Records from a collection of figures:
[Begin]

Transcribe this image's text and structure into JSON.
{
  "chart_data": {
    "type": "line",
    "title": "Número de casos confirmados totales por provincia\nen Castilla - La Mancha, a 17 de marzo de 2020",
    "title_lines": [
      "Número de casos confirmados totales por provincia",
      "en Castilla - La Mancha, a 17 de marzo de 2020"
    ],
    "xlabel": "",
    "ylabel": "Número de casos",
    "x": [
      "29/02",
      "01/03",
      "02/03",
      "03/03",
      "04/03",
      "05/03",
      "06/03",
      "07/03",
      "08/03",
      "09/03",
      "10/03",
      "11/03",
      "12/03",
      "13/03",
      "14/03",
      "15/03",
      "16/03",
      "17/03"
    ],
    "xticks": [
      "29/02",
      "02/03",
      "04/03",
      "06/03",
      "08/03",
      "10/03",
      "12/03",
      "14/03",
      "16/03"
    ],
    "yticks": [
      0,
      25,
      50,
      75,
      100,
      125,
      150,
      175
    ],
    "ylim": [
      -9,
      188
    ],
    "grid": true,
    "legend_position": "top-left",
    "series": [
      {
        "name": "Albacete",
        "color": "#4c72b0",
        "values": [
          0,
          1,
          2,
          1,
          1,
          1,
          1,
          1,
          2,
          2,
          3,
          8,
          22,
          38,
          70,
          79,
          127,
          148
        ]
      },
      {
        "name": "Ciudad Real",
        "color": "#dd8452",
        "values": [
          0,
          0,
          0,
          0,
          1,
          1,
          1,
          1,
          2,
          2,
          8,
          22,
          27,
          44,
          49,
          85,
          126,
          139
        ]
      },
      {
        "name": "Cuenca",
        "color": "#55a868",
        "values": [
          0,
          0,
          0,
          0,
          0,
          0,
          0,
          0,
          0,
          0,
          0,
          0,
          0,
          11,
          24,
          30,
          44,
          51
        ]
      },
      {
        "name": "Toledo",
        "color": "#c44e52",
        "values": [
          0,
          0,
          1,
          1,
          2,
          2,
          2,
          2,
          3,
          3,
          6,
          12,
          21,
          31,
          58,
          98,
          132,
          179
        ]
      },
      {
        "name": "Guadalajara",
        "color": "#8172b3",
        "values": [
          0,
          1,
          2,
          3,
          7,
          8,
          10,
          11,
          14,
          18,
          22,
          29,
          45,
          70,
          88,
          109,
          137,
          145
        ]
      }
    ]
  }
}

[End]

Task prompt ▸
All the entries above need to be reproduced exactly.

Expected output ▸
Transcribe this image's text and structure into JSON.
{
  "chart_data": {
    "type": "line",
    "title": "Número de casos confirmados totales por provincia\nen Castilla - La Mancha, a 17 de marzo de 2020",
    "title_lines": [
      "Número de casos confirmados totales por provincia",
      "en Castilla - La Mancha, a 17 de marzo de 2020"
    ],
    "xlabel": "",
    "ylabel": "Número de casos",
    "x": [
      "29/02",
      "01/03",
      "02/03",
      "03/03",
      "04/03",
      "05/03",
      "06/03",
      "07/03",
      "08/03",
      "09/03",
      "10/03",
      "11/03",
      "12/03",
      "13/03",
      "14/03",
      "15/03",
      "16/03",
      "17/03"
    ],
    "xticks": [
      "29/02",
      "02/03",
      "04/03",
      "06/03",
      "08/03",
      "10/03",
      "12/03",
      "14/03",
      "16/03"
    ],
    "yticks": [
      0,
      25,
      50,
      75,
      100,
      125,
      150,
      175
    ],
    "ylim": [
      -9,
      188
    ],
    "grid": true,
    "legend_position": "top-left",
    "series": [
      {
        "name": "Albacete",
        "color": "#4c72b0",
        "values": [
          0,
          1,
          2,
          1,
          1,
          1,
          1,
          1,
          2,
          2,
          3,
          8,
          22,
          38,
          70,
          79,
          127,
          148
        ]
      },
      {
        "name": "Ciudad Real",
        "color": "#dd8452",
        "values": [
          0,
          0,
          0,
          0,
          1,
          1,
          1,
          1,
          2,
          2,
          8,
          22,
          27,
          44,
          49,
          85,
          126,
          139
        ]
      },
      {
        "name": "Cuenca",
        "color": "#55a868",
        "values": [
          0,
          0,
          0,
          0,
          0,
          0,
          0,
          0,
          0,
          0,
          0,
          0,
          0,
          11,
          24,
          30,
          44,
          51
        ]
      },
      {
        "name": "Toledo",
        "color": "#c44e52",
        "values": [
          0,
          0,
          1,
          1,
          2,
          2,
          2,
          2,
          3,
          3,
          6,
          12,
          21,
          31,
          58,
          98,
          132,
          179
        ]
      },
      {
        "name": "Guadalajara",
        "color": "#8172b3",
        "values": [
          0,
          1,
          2,
          3,
          7,
          8,
          10,
          11,
          14,
          18,
          22,
          29,
          45,
          70,
          88,
          109,
          137,
          145
        ]
      }
    ]
  }
}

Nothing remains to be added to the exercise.